(Stored items from a collection)
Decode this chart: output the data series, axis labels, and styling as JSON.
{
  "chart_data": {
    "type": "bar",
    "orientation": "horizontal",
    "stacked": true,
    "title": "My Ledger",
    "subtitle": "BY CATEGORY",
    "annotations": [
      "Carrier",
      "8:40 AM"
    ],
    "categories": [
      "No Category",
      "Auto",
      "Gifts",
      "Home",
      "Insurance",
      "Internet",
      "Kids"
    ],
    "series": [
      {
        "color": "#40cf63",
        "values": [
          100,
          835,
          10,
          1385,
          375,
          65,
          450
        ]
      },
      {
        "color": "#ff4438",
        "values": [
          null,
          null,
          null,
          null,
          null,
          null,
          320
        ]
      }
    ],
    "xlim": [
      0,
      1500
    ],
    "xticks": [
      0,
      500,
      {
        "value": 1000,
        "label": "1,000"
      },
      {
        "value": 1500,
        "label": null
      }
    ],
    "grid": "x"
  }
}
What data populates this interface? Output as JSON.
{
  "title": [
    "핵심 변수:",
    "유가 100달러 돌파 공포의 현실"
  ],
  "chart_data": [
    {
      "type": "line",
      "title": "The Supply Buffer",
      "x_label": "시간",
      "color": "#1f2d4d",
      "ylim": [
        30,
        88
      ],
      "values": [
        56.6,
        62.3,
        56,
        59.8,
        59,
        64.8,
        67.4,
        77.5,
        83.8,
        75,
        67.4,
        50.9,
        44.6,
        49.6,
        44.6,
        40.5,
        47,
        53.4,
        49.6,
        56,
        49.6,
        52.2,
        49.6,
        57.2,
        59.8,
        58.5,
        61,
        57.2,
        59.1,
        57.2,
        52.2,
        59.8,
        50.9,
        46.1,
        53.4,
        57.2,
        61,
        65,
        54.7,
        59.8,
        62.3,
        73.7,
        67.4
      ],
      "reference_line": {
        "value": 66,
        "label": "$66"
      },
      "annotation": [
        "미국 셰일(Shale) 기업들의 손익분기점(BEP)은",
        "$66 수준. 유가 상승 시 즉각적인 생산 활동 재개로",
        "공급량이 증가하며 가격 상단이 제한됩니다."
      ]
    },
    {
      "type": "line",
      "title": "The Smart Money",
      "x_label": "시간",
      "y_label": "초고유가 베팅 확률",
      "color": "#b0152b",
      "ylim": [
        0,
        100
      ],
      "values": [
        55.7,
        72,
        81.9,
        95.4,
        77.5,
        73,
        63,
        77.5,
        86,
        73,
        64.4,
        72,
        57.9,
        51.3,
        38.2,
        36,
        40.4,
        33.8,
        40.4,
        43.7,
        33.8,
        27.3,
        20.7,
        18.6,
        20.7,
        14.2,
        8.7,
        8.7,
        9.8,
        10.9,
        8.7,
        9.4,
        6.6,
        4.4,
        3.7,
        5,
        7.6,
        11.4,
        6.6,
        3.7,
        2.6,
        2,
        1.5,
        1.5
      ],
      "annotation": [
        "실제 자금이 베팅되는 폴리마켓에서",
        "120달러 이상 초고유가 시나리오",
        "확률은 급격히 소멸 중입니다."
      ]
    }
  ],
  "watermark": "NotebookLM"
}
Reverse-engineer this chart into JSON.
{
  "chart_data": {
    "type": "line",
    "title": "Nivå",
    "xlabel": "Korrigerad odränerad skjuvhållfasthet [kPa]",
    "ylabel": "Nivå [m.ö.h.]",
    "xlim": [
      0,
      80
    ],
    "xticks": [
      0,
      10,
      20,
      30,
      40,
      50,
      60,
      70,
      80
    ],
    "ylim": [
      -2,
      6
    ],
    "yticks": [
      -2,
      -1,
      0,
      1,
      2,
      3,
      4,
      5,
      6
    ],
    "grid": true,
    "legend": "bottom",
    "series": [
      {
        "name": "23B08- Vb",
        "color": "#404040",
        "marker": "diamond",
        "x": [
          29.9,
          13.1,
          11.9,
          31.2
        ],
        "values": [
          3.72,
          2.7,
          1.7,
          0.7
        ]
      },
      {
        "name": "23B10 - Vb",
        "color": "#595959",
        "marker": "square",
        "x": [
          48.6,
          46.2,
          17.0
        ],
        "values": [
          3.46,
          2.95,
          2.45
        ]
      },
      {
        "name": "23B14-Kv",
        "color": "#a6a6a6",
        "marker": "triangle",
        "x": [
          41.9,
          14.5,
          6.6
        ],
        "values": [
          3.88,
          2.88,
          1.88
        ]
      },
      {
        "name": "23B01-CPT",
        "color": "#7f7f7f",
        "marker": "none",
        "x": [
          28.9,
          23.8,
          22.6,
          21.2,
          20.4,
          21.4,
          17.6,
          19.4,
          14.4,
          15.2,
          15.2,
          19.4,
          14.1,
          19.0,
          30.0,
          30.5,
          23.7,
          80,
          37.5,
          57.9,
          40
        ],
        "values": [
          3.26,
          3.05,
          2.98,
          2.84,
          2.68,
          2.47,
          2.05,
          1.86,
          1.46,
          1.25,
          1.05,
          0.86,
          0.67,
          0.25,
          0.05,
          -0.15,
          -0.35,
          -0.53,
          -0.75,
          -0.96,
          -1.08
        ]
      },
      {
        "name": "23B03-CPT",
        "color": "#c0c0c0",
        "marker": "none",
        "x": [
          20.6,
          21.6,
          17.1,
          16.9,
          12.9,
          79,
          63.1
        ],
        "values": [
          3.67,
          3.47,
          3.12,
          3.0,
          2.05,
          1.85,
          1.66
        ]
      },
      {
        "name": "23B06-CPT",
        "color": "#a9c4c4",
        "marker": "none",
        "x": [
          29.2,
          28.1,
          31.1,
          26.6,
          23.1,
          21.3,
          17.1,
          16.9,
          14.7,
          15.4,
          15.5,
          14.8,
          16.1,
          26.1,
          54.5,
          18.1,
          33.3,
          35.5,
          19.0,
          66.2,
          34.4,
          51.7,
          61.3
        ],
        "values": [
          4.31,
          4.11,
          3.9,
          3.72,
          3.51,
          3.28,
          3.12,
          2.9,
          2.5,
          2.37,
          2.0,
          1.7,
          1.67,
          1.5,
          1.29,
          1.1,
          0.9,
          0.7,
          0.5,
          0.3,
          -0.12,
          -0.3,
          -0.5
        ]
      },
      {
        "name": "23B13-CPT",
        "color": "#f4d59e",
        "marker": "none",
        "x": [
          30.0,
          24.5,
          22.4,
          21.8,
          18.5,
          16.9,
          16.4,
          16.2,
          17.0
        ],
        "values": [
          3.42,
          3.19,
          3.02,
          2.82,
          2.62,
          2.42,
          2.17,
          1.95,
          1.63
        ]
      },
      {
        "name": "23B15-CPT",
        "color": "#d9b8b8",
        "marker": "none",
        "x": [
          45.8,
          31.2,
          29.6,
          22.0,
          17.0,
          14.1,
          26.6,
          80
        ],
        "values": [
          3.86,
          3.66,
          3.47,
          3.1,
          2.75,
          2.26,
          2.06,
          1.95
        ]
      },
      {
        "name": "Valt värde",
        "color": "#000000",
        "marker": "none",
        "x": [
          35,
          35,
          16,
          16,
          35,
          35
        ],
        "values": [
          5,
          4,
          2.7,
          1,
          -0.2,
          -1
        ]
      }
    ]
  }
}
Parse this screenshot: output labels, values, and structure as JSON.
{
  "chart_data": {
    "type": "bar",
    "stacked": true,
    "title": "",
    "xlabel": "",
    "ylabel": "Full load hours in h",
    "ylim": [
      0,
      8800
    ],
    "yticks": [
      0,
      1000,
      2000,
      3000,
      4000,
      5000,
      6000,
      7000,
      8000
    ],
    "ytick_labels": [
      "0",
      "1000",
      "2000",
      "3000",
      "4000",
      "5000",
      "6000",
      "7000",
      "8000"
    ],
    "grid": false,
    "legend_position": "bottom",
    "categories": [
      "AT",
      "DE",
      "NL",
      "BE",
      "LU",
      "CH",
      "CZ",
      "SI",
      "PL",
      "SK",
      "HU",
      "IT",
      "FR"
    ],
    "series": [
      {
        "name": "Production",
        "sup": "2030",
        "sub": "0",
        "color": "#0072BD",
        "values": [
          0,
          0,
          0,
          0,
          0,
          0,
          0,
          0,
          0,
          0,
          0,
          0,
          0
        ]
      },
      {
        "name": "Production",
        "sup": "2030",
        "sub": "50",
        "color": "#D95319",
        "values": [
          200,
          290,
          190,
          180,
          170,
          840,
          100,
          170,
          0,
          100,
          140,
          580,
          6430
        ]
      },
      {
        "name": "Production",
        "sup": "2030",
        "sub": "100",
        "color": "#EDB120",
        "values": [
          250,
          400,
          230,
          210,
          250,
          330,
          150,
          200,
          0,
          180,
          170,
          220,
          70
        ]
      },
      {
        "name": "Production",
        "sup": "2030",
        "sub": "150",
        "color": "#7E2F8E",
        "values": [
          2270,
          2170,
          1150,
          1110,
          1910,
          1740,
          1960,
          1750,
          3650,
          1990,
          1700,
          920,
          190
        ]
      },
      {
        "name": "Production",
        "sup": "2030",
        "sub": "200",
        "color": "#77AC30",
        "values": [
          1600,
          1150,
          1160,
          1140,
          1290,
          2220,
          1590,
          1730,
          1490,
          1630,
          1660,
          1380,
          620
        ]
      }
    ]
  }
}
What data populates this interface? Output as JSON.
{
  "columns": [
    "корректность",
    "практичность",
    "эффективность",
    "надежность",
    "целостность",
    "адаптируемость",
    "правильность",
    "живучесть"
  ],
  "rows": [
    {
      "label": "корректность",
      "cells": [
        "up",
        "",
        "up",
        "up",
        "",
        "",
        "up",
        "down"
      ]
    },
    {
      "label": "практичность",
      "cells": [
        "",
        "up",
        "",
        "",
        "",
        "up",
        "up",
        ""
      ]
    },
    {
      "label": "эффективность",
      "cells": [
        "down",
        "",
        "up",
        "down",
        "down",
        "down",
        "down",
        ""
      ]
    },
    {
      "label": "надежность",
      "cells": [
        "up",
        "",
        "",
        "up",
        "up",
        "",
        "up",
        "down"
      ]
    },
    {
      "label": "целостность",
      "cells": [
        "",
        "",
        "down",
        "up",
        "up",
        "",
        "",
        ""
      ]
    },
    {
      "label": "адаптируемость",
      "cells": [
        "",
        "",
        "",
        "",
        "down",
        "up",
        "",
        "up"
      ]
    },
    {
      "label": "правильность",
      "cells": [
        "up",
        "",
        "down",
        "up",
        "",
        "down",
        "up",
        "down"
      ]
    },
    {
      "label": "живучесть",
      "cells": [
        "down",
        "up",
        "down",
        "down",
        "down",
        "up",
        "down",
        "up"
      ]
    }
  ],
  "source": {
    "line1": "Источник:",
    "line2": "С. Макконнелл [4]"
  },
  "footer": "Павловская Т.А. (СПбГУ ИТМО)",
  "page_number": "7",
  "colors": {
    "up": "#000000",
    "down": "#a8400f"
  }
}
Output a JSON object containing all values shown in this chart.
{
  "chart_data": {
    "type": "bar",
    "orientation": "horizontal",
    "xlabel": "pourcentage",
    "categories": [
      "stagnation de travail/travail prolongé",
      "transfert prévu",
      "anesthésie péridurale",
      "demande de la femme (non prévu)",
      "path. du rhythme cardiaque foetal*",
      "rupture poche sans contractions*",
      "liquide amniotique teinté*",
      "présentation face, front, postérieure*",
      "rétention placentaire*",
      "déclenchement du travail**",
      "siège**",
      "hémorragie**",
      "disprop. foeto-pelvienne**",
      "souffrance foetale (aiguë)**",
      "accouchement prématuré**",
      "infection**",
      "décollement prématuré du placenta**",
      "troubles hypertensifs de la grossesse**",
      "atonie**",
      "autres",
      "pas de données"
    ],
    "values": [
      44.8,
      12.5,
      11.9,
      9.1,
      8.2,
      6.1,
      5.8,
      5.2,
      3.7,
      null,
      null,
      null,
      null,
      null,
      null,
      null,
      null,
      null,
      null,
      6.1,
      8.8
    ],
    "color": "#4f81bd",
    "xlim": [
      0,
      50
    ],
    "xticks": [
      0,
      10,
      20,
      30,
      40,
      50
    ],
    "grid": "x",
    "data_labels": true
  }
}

**PROBLEM REQUIREMENTS**: In the records, locate each line holding the string "this" and copy it.

**SOLUTION BELOW**:
Decode this chart: output the data series, axis labels, and styling as JSON.
What data populates this interface? Output as JSON.
Reverse-engineer this chart into JSON.
Parse this screenshot: output labels, values, and structure as JSON.
What data populates this interface? Output as JSON.
Output a JSON object containing all values shown in this chart.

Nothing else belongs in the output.